- _WRITTEN PROBLEM_
Each line below is to be written out in full, exactly as shown.

● ● ●

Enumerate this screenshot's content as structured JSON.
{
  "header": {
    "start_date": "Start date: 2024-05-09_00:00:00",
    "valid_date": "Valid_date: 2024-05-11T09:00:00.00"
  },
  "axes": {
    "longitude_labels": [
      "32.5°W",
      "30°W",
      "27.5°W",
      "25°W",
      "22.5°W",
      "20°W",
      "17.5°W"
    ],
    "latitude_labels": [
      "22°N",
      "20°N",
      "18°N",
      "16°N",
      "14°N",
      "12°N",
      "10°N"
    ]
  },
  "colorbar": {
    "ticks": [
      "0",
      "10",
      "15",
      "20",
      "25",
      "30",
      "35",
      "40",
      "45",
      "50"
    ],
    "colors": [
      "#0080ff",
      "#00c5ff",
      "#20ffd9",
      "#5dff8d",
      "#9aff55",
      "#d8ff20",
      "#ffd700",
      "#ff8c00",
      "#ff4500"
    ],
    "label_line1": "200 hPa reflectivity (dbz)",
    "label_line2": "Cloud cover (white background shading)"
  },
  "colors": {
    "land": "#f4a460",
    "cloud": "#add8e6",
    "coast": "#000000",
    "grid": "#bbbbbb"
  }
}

● ● ●

- _RESULT BELOW_
Enumerate this screenshot's content as structured JSON.
{
  "header": {
    "start_date": "Start date: 2024-05-09_00:00:00",
    "valid_date": "Valid_date: 2024-05-11T09:00:00.00"
  },
  "axes": {
    "longitude_labels": [
      "32.5°W",
      "30°W",
      "27.5°W",
      "25°W",
      "22.5°W",
      "20°W",
      "17.5°W"
    ],
    "latitude_labels": [
      "22°N",
      "20°N",
      "18°N",
      "16°N",
      "14°N",
      "12°N",
      "10°N"
    ]
  },
  "colorbar": {
    "ticks": [
      "0",
      "10",
      "15",
      "20",
      "25",
      "30",
      "35",
      "40",
      "45",
      "50"
    ],
    "colors": [
      "#0080ff",
      "#00c5ff",
      "#20ffd9",
      "#5dff8d",
      "#9aff55",
      "#d8ff20",
      "#ffd700",
      "#ff8c00",
      "#ff4500"
    ],
    "label_line1": "200 hPa reflectivity (dbz)",
    "label_line2": "Cloud cover (white background shading)"
  },
  "colors": {
    "land": "#f4a460",
    "cloud": "#add8e6",
    "coast": "#000000",
    "grid": "#bbbbbb"
  }
}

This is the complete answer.